━━━ DATA SUPPLIED ━━━

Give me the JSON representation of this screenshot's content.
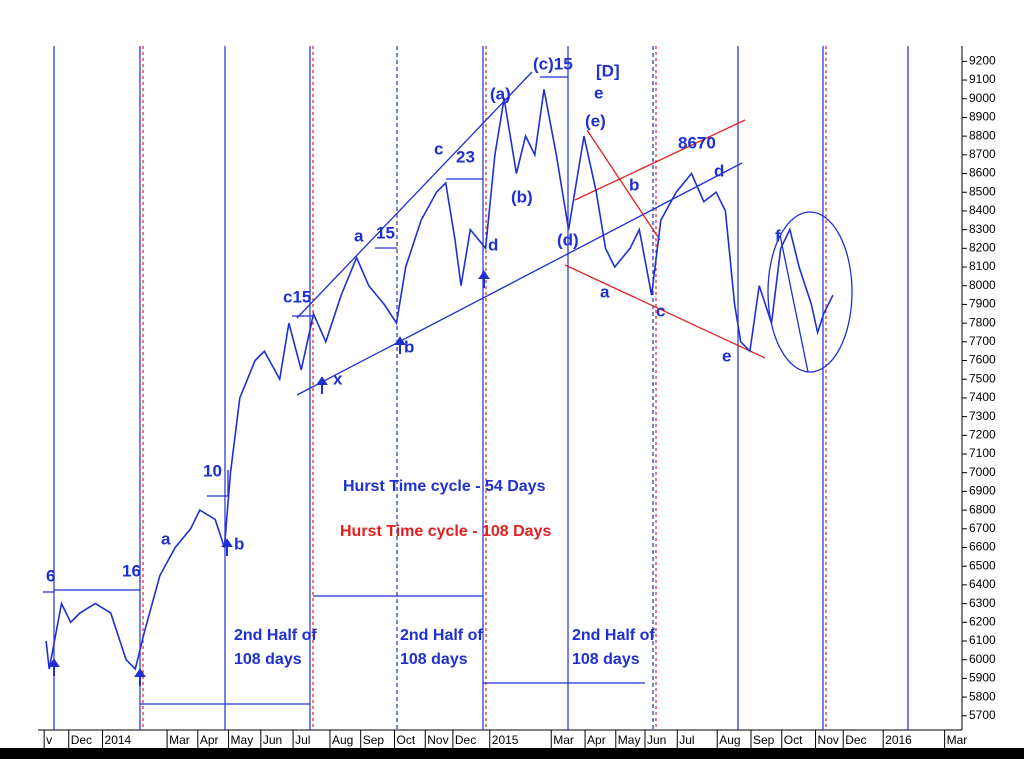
{
  "chart_data": {
    "type": "line",
    "x": [
      2,
      3,
      7,
      10,
      13,
      18,
      23,
      28,
      31,
      34,
      39,
      44,
      49,
      52,
      57,
      60,
      62,
      65,
      70,
      73,
      78,
      81,
      85,
      89,
      93,
      98,
      103,
      107,
      112,
      116,
      119,
      124,
      129,
      132,
      135,
      137,
      140,
      145,
      148,
      151,
      155,
      158,
      161,
      164,
      168,
      172,
      177,
      181,
      184,
      187,
      192,
      195,
      199,
      202,
      207,
      212,
      216,
      220,
      223,
      226,
      228,
      231,
      234,
      238,
      241,
      244,
      247,
      251,
      253,
      255,
      258
    ],
    "values": [
      6100,
      5950,
      6300,
      6200,
      6250,
      6300,
      6250,
      6000,
      5950,
      6150,
      6450,
      6600,
      6700,
      6800,
      6750,
      6600,
      7000,
      7400,
      7600,
      7650,
      7500,
      7800,
      7550,
      7850,
      7700,
      7950,
      8150,
      8000,
      7900,
      7800,
      8100,
      8350,
      8500,
      8550,
      8250,
      8000,
      8300,
      8200,
      8700,
      9000,
      8600,
      8800,
      8700,
      9050,
      8700,
      8300,
      8800,
      8500,
      8200,
      8100,
      8200,
      8300,
      7950,
      8350,
      8500,
      8600,
      8450,
      8500,
      8400,
      7900,
      7700,
      7650,
      8000,
      7800,
      8200,
      8300,
      8100,
      7900,
      7750,
      7850,
      7950
    ],
    "color": "#1f2fd0",
    "xlim": [
      0,
      300
    ],
    "xticks": [
      {
        "value": 2,
        "label": "v"
      },
      {
        "value": 10,
        "label": "Dec"
      },
      {
        "value": 21,
        "label": "2014"
      },
      {
        "value": 42,
        "label": "Mar"
      },
      {
        "value": 52,
        "label": "Apr"
      },
      {
        "value": 62,
        "label": "May"
      },
      {
        "value": 72.5,
        "label": "Jun"
      },
      {
        "value": 83,
        "label": "Jul"
      },
      {
        "value": 95,
        "label": "Aug"
      },
      {
        "value": 105,
        "label": "Sep"
      },
      {
        "value": 116,
        "label": "Oct"
      },
      {
        "value": 126,
        "label": "Nov"
      },
      {
        "value": 135,
        "label": "Dec"
      },
      {
        "value": 147,
        "label": "2015"
      },
      {
        "value": 167,
        "label": "Mar"
      },
      {
        "value": 178,
        "label": "Apr"
      },
      {
        "value": 188,
        "label": "May"
      },
      {
        "value": 197.5,
        "label": "Jun"
      },
      {
        "value": 208,
        "label": "Jul"
      },
      {
        "value": 221,
        "label": "Aug"
      },
      {
        "value": 232,
        "label": "Sep"
      },
      {
        "value": 242,
        "label": "Oct"
      },
      {
        "value": 253,
        "label": "Nov"
      },
      {
        "value": 262,
        "label": "Dec"
      },
      {
        "value": 275,
        "label": "2016"
      },
      {
        "value": 295,
        "label": "Mar"
      }
    ],
    "ylim": [
      5640,
      9250
    ],
    "yticks": [
      5700,
      5800,
      5900,
      6000,
      6100,
      6200,
      6300,
      6400,
      6500,
      6600,
      6700,
      6800,
      6900,
      7000,
      7100,
      7200,
      7300,
      7400,
      7500,
      7600,
      7700,
      7800,
      7900,
      8000,
      8100,
      8200,
      8300,
      8400,
      8500,
      8600,
      8700,
      8800,
      8900,
      9000,
      9100,
      9200
    ],
    "annotations": [
      {
        "text": "6",
        "color": "#1f2fd0"
      },
      {
        "text": "16",
        "color": "#1f2fd0"
      },
      {
        "text": "a",
        "color": "#1f2fd0"
      },
      {
        "text": "b",
        "color": "#1f2fd0"
      },
      {
        "text": "10",
        "color": "#1f2fd0"
      },
      {
        "text": "c15",
        "color": "#1f2fd0"
      },
      {
        "text": "x",
        "color": "#1f2fd0"
      },
      {
        "text": "a",
        "color": "#1f2fd0"
      },
      {
        "text": "15",
        "color": "#1f2fd0"
      },
      {
        "text": "b",
        "color": "#1f2fd0"
      },
      {
        "text": "c",
        "color": "#1f2fd0"
      },
      {
        "text": "23",
        "color": "#1f2fd0"
      },
      {
        "text": "d",
        "color": "#1f2fd0"
      },
      {
        "text": "(a)",
        "color": "#1f2fd0"
      },
      {
        "text": "(c)15",
        "color": "#1f2fd0"
      },
      {
        "text": "[D]",
        "color": "#1f2fd0"
      },
      {
        "text": "e",
        "color": "#1f2fd0"
      },
      {
        "text": "(b)",
        "color": "#1f2fd0"
      },
      {
        "text": "(e)",
        "color": "#1f2fd0"
      },
      {
        "text": "(d)",
        "color": "#1f2fd0"
      },
      {
        "text": "8670",
        "color": "#1f2fd0"
      },
      {
        "text": "b",
        "color": "#1f2fd0"
      },
      {
        "text": "d",
        "color": "#1f2fd0"
      },
      {
        "text": "a",
        "color": "#1f2fd0"
      },
      {
        "text": "c",
        "color": "#1f2fd0"
      },
      {
        "text": "e",
        "color": "#1f2fd0"
      },
      {
        "text": "f",
        "color": "#1f2fd0"
      },
      {
        "text": "Hurst Time cycle - 54 Days",
        "color": "#1f2fd0"
      },
      {
        "text": "Hurst Time cycle - 108 Days",
        "color": "#e02020"
      },
      {
        "text": "2nd Half of",
        "color": "#1f2fd0"
      },
      {
        "text": "108 days",
        "color": "#1f2fd0"
      },
      {
        "text": "2nd Half of",
        "color": "#1f2fd0"
      },
      {
        "text": "108 days",
        "color": "#1f2fd0"
      },
      {
        "text": "2nd Half of",
        "color": "#1f2fd0"
      },
      {
        "text": "108 days",
        "color": "#1f2fd0"
      }
    ]
  }
}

━━━

WORK REQUIRED » Do not copy the pictures, but repeat every line exactly.

SOLUTION »
Give me the JSON representation of this screenshot's content.
{
  "chart_data": {
    "type": "line",
    "x": [
      2,
      3,
      7,
      10,
      13,
      18,
      23,
      28,
      31,
      34,
      39,
      44,
      49,
      52,
      57,
      60,
      62,
      65,
      70,
      73,
      78,
      81,
      85,
      89,
      93,
      98,
      103,
      107,
      112,
      116,
      119,
      124,
      129,
      132,
      135,
      137,
      140,
      145,
      148,
      151,
      155,
      158,
      161,
      164,
      168,
      172,
      177,
      181,
      184,
      187,
      192,
      195,
      199,
      202,
      207,
      212,
      216,
      220,
      223,
      226,
      228,
      231,
      234,
      238,
      241,
      244,
      247,
      251,
      253,
      255,
      258
    ],
    "values": [
      6100,
      5950,
      6300,
      6200,
      6250,
      6300,
      6250,
      6000,
      5950,
      6150,
      6450,
      6600,
      6700,
      6800,
      6750,
      6600,
      7000,
      7400,
      7600,
      7650,
      7500,
      7800,
      7550,
      7850,
      7700,
      7950,
      8150,
      8000,
      7900,
      7800,
      8100,
      8350,
      8500,
      8550,
      8250,
      8000,
      8300,
      8200,
      8700,
      9000,
      8600,
      8800,
      8700,
      9050,
      8700,
      8300,
      8800,
      8500,
      8200,
      8100,
      8200,
      8300,
      7950,
      8350,
      8500,
      8600,
      8450,
      8500,
      8400,
      7900,
      7700,
      7650,
      8000,
      7800,
      8200,
      8300,
      8100,
      7900,
      7750,
      7850,
      7950
    ],
    "color": "#1f2fd0",
    "xlim": [
      0,
      300
    ],
    "xticks": [
      {
        "value": 2,
        "label": "v"
      },
      {
        "value": 10,
        "label": "Dec"
      },
      {
        "value": 21,
        "label": "2014"
      },
      {
        "value": 42,
        "label": "Mar"
      },
      {
        "value": 52,
        "label": "Apr"
      },
      {
        "value": 62,
        "label": "May"
      },
      {
        "value": 72.5,
        "label": "Jun"
      },
      {
        "value": 83,
        "label": "Jul"
      },
      {
        "value": 95,
        "label": "Aug"
      },
      {
        "value": 105,
        "label": "Sep"
      },
      {
        "value": 116,
        "label": "Oct"
      },
      {
        "value": 126,
        "label": "Nov"
      },
      {
        "value": 135,
        "label": "Dec"
      },
      {
        "value": 147,
        "label": "2015"
      },
      {
        "value": 167,
        "label": "Mar"
      },
      {
        "value": 178,
        "label": "Apr"
      },
      {
        "value": 188,
        "label": "May"
      },
      {
        "value": 197.5,
        "label": "Jun"
      },
      {
        "value": 208,
        "label": "Jul"
      },
      {
        "value": 221,
        "label": "Aug"
      },
      {
        "value": 232,
        "label": "Sep"
      },
      {
        "value": 242,
        "label": "Oct"
      },
      {
        "value": 253,
        "label": "Nov"
      },
      {
        "value": 262,
        "label": "Dec"
      },
      {
        "value": 275,
        "label": "2016"
      },
      {
        "value": 295,
        "label": "Mar"
      }
    ],
    "ylim": [
      5640,
      9250
    ],
    "yticks": [
      5700,
      5800,
      5900,
      6000,
      6100,
      6200,
      6300,
      6400,
      6500,
      6600,
      6700,
      6800,
      6900,
      7000,
      7100,
      7200,
      7300,
      7400,
      7500,
      7600,
      7700,
      7800,
      7900,
      8000,
      8100,
      8200,
      8300,
      8400,
      8500,
      8600,
      8700,
      8800,
      8900,
      9000,
      9100,
      9200
    ],
    "annotations": [
      {
        "text": "6",
        "color": "#1f2fd0"
      },
      {
        "text": "16",
        "color": "#1f2fd0"
      },
      {
        "text": "a",
        "color": "#1f2fd0"
      },
      {
        "text": "b",
        "color": "#1f2fd0"
      },
      {
        "text": "10",
        "color": "#1f2fd0"
      },
      {
        "text": "c15",
        "color": "#1f2fd0"
      },
      {
        "text": "x",
        "color": "#1f2fd0"
      },
      {
        "text": "a",
        "color": "#1f2fd0"
      },
      {
        "text": "15",
        "color": "#1f2fd0"
      },
      {
        "text": "b",
        "color": "#1f2fd0"
      },
      {
        "text": "c",
        "color": "#1f2fd0"
      },
      {
        "text": "23",
        "color": "#1f2fd0"
      },
      {
        "text": "d",
        "color": "#1f2fd0"
      },
      {
        "text": "(a)",
        "color": "#1f2fd0"
      },
      {
        "text": "(c)15",
        "color": "#1f2fd0"
      },
      {
        "text": "[D]",
        "color": "#1f2fd0"
      },
      {
        "text": "e",
        "color": "#1f2fd0"
      },
      {
        "text": "(b)",
        "color": "#1f2fd0"
      },
      {
        "text": "(e)",
        "color": "#1f2fd0"
      },
      {
        "text": "(d)",
        "color": "#1f2fd0"
      },
      {
        "text": "8670",
        "color": "#1f2fd0"
      },
      {
        "text": "b",
        "color": "#1f2fd0"
      },
      {
        "text": "d",
        "color": "#1f2fd0"
      },
      {
        "text": "a",
        "color": "#1f2fd0"
      },
      {
        "text": "c",
        "color": "#1f2fd0"
      },
      {
        "text": "e",
        "color": "#1f2fd0"
      },
      {
        "text": "f",
        "color": "#1f2fd0"
      },
      {
        "text": "Hurst Time cycle - 54 Days",
        "color": "#1f2fd0"
      },
      {
        "text": "Hurst Time cycle - 108 Days",
        "color": "#e02020"
      },
      {
        "text": "2nd Half of",
        "color": "#1f2fd0"
      },
      {
        "text": "108 days",
        "color": "#1f2fd0"
      },
      {
        "text": "2nd Half of",
        "color": "#1f2fd0"
      },
      {
        "text": "108 days",
        "color": "#1f2fd0"
      },
      {
        "text": "2nd Half of",
        "color": "#1f2fd0"
      },
      {
        "text": "108 days",
        "color": "#1f2fd0"
      }
    ]
  }
}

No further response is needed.